• Problem to solve: Filter the records for lines holding the string "Wietek".

** Start Data excerpts **

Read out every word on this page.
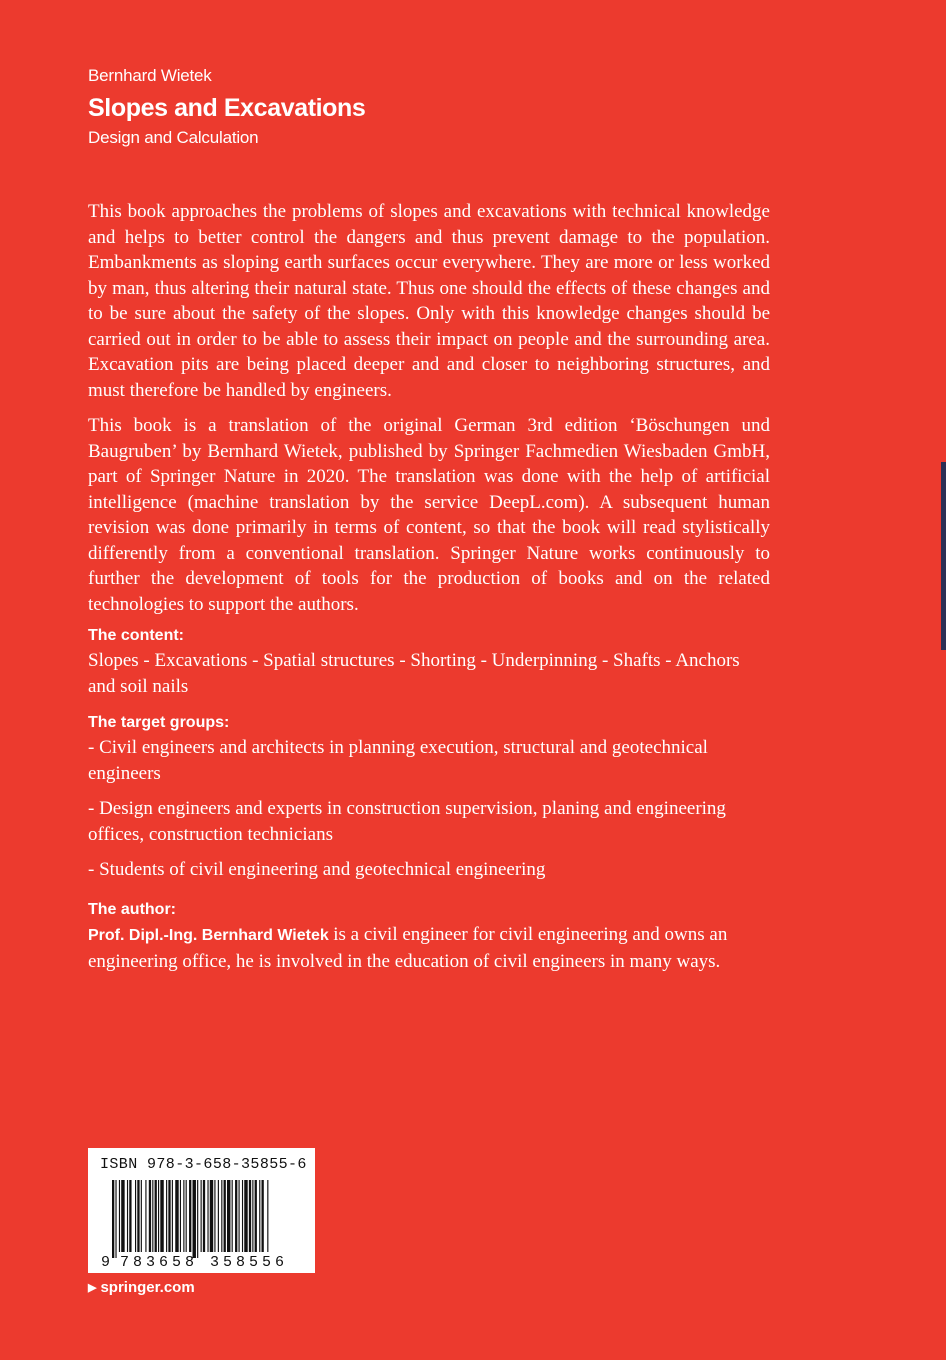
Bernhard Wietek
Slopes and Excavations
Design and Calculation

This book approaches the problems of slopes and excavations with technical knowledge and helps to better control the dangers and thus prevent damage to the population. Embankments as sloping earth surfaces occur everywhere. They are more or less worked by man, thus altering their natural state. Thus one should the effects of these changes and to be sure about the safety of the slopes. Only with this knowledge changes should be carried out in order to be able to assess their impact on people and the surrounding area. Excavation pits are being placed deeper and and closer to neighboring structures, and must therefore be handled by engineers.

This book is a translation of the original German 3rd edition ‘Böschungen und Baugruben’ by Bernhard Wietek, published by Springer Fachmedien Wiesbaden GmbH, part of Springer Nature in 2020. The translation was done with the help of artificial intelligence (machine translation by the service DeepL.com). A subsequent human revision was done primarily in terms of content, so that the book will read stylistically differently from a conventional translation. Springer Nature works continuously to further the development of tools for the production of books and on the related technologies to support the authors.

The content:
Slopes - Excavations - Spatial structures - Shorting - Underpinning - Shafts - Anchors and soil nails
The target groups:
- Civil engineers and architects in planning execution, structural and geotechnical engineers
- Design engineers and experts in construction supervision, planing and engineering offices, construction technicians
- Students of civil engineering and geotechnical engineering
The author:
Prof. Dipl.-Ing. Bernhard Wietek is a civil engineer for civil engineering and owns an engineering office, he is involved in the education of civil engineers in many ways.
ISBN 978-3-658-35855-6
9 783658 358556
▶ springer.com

** End Data excerpts **
** Start Data excerpts **

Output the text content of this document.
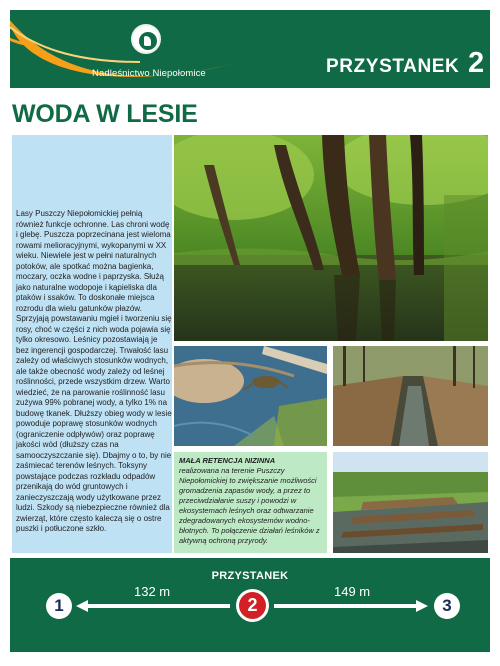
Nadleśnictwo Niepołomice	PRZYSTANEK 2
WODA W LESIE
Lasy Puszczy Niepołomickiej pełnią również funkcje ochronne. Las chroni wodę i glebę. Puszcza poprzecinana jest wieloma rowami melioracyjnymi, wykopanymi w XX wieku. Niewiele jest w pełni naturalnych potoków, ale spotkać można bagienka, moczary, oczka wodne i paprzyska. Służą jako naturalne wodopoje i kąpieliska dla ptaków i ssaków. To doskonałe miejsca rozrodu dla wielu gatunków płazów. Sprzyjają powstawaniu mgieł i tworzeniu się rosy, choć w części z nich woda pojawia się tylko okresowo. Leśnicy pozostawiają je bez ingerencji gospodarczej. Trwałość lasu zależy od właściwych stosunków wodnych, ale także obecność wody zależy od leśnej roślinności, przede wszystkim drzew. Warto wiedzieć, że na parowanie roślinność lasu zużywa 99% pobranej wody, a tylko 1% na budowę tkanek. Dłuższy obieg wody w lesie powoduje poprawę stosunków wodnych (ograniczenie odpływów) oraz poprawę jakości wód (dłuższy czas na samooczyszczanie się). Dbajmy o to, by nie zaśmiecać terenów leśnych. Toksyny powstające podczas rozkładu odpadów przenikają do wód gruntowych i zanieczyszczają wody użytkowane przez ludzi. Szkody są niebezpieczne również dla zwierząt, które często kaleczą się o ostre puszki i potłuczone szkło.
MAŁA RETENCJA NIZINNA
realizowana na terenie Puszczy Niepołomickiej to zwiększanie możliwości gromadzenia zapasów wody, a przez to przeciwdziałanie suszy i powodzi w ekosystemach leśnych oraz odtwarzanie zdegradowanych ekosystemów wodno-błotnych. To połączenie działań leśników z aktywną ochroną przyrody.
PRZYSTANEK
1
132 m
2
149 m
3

** End Data excerpts **

• Result of the exercise:
Bernhard Wietek
This book is a translation of the original German 3rd edition ‘Böschungen und Baugruben’ by Bernhard Wietek, published by Springer Fachmedien Wiesbaden GmbH, part of Springer Nature in 2020. The translation was done with the help of artificial intelligence (machine translation by the service DeepL.com). A subsequent human revision was done primarily in terms of content, so that the book will read stylistically differently from a conventional translation. Springer Nature works continuously to further the development of tools for the production of books and on the related technologies to support the authors.
Prof. Dipl.-Ing. Bernhard Wietek is a civil engineer for civil engineering and owns an engineering office, he is involved in the education of civil engineers in many ways.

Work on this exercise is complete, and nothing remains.